▸ **Goal**
Track down every line below that holds "cppcheck" and copy it.

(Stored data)
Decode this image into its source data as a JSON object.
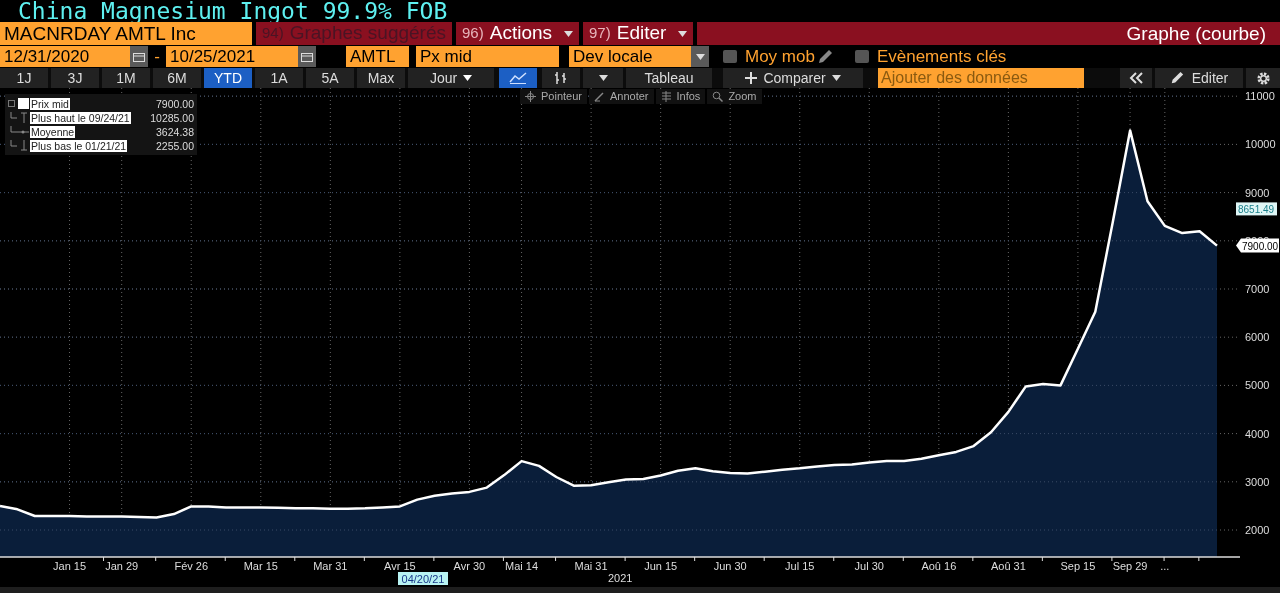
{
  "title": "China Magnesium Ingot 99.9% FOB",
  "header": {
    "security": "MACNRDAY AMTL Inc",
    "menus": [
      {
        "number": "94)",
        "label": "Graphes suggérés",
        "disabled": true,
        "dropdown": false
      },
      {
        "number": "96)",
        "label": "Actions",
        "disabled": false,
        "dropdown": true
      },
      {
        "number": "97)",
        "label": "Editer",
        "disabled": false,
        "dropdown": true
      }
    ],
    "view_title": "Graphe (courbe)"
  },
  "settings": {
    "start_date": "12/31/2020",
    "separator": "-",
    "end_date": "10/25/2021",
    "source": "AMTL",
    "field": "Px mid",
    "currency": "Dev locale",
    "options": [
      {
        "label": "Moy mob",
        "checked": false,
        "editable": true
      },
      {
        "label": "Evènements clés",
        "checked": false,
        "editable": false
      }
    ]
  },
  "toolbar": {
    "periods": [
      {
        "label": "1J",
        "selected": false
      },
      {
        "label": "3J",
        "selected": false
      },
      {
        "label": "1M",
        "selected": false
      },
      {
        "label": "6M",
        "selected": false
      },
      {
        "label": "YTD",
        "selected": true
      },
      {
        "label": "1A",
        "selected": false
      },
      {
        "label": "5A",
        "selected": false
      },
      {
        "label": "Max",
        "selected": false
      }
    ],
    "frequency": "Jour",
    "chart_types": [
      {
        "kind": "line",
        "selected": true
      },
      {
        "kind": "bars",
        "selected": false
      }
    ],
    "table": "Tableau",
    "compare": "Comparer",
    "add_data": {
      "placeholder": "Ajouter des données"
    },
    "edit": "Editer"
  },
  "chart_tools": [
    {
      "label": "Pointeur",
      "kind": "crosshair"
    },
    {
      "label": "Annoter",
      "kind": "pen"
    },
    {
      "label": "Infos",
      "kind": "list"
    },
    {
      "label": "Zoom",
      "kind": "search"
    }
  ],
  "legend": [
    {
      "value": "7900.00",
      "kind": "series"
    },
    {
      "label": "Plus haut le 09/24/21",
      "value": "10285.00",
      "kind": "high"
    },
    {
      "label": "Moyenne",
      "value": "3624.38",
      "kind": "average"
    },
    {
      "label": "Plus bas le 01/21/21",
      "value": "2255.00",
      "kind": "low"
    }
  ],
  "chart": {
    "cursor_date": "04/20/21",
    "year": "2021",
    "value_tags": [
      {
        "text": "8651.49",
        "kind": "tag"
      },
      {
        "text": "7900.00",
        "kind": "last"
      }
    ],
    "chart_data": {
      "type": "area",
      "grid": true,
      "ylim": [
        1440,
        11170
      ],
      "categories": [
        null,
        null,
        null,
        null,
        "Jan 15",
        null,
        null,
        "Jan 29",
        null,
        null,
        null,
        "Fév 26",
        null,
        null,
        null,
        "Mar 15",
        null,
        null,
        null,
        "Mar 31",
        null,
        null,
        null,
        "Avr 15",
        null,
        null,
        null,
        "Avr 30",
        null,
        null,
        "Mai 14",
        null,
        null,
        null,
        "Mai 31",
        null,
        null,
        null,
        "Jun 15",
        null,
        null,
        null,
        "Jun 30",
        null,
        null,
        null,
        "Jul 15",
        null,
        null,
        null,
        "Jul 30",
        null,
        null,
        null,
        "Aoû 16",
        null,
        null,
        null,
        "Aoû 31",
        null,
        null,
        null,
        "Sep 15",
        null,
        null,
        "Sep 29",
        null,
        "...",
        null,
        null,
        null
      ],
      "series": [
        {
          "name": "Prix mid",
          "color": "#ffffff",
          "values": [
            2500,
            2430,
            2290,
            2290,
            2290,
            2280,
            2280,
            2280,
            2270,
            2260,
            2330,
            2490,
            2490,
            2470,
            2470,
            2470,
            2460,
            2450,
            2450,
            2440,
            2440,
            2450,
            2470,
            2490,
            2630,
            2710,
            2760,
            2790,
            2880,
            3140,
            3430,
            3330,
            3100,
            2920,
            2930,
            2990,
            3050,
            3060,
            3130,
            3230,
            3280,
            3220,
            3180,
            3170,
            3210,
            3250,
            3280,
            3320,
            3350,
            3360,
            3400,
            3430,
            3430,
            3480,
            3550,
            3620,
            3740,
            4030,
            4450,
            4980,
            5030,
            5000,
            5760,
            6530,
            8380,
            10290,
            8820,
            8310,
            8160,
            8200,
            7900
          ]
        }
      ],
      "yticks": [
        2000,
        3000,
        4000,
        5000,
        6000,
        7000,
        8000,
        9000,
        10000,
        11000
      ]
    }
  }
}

--

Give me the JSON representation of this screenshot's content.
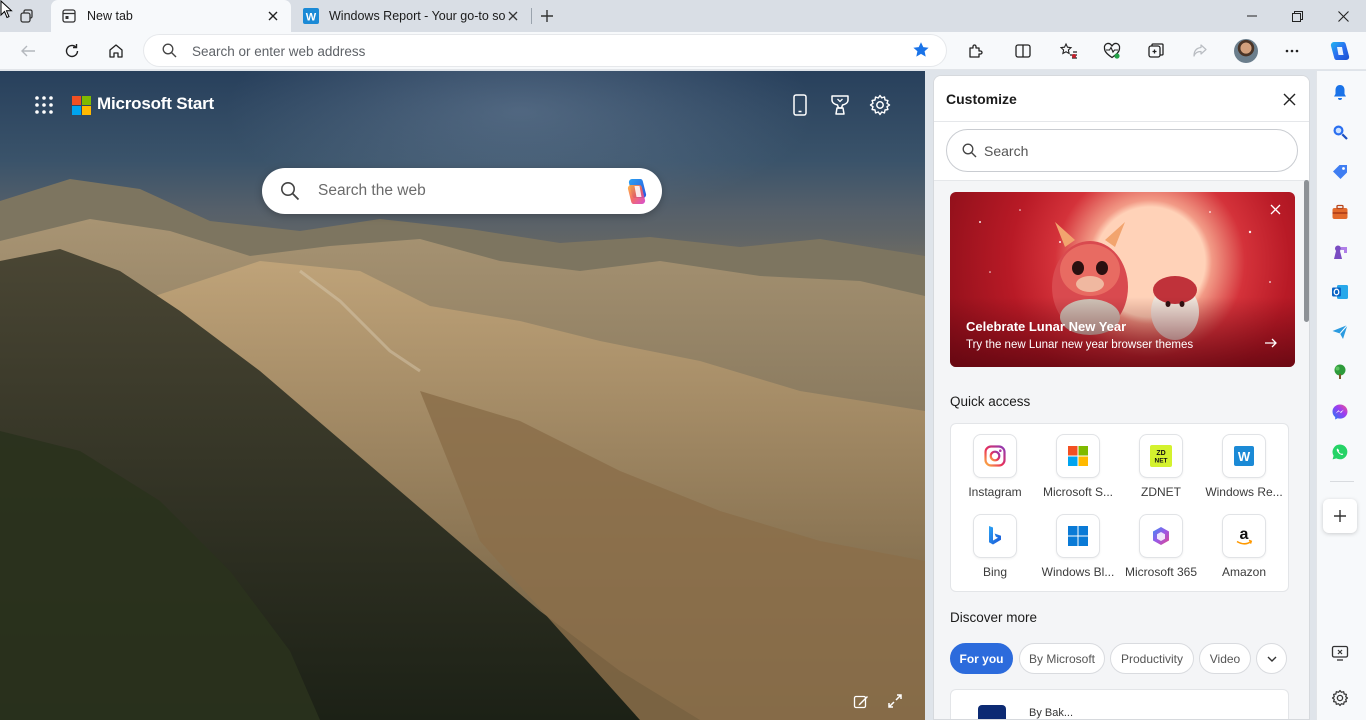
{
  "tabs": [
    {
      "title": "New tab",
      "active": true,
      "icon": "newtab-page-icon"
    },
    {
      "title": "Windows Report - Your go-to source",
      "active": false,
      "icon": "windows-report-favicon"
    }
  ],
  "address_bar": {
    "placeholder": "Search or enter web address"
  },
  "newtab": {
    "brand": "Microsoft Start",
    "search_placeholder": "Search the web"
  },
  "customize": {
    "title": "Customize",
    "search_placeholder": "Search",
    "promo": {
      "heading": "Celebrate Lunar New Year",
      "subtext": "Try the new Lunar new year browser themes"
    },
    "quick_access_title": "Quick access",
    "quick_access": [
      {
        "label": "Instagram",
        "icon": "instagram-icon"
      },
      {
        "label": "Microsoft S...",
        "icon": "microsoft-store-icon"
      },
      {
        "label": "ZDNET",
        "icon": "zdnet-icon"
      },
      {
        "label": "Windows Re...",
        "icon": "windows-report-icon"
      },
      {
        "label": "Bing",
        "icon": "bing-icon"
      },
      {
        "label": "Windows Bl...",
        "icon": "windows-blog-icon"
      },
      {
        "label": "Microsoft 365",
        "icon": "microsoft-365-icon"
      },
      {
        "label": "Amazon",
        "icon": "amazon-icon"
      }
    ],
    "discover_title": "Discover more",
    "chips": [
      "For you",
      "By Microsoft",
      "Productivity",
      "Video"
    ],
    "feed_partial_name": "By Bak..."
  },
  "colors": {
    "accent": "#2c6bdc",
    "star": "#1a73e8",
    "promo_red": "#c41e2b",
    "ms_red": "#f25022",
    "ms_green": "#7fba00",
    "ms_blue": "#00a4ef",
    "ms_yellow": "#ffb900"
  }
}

* * *

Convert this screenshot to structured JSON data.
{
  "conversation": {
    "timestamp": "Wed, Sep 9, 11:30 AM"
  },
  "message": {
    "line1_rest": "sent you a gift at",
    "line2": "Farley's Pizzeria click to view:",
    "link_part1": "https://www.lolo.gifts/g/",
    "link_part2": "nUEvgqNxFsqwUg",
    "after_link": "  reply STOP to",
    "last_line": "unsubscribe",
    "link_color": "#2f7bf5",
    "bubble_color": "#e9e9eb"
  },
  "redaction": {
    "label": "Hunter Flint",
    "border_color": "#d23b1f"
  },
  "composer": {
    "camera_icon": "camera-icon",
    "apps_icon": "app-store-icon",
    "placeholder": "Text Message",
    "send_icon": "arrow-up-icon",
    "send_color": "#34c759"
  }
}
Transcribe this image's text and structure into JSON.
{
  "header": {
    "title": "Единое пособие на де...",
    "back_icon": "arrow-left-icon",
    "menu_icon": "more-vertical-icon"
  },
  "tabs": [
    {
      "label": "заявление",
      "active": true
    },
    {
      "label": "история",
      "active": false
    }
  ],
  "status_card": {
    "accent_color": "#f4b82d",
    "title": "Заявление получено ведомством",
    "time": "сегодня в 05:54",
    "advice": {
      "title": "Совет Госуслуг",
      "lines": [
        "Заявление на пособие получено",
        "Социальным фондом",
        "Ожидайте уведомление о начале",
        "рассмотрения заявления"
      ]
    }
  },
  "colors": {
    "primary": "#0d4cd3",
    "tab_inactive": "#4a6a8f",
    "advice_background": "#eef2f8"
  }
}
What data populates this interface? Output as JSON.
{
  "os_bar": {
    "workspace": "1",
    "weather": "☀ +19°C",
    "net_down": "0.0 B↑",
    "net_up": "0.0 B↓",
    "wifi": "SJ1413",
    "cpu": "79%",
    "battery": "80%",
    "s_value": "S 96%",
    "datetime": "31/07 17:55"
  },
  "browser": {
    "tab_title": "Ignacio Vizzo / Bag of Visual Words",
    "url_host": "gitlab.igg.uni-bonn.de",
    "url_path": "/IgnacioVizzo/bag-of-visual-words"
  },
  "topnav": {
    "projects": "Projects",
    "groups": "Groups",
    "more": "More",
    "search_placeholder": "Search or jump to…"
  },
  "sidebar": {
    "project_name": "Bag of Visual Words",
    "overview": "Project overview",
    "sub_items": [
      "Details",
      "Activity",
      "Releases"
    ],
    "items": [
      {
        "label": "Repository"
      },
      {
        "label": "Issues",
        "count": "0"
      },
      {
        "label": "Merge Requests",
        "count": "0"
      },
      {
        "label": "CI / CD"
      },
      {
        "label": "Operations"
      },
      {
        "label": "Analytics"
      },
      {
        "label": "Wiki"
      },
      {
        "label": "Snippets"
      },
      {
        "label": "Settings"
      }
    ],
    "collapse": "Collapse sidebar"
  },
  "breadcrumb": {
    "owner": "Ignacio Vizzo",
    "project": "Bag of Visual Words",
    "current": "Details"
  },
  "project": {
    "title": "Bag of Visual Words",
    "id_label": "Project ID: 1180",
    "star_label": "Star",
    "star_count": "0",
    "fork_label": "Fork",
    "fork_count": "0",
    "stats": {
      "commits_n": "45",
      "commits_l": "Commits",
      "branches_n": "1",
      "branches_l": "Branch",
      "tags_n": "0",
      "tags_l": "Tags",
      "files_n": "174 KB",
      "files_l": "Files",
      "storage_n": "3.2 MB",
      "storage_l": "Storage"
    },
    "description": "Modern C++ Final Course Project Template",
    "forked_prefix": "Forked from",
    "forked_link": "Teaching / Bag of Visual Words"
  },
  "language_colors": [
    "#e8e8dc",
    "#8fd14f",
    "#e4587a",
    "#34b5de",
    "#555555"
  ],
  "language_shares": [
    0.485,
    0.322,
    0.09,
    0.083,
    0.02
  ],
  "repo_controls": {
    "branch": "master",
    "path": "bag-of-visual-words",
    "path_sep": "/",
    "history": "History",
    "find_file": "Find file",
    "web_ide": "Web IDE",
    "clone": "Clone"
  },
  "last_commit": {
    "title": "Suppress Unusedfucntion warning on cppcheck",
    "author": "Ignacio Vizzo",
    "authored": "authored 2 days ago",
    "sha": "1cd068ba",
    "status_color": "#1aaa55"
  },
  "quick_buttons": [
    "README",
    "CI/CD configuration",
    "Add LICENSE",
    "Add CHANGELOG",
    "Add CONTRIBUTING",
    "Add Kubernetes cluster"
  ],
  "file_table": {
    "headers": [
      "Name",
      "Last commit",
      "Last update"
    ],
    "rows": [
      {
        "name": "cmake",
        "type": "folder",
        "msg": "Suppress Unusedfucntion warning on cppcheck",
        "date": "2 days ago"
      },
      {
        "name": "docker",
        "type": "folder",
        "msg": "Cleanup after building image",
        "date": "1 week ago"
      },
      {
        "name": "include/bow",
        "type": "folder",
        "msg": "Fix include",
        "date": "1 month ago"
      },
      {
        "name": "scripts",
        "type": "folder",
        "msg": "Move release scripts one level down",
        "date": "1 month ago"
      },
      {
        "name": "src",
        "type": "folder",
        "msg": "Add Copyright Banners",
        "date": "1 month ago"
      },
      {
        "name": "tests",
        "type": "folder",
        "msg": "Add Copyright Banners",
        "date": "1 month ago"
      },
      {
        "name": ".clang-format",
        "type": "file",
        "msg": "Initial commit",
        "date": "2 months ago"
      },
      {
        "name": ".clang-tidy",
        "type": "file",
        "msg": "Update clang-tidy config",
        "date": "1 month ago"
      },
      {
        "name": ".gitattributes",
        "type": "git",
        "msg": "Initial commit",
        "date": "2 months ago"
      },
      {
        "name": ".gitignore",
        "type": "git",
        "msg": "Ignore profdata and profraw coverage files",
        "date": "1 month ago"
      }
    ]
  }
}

▸ **Answer for this exercise**
    "title": "Suppress Unusedfucntion warning on cppcheck",
        "msg": "Suppress Unusedfucntion warning on cppcheck",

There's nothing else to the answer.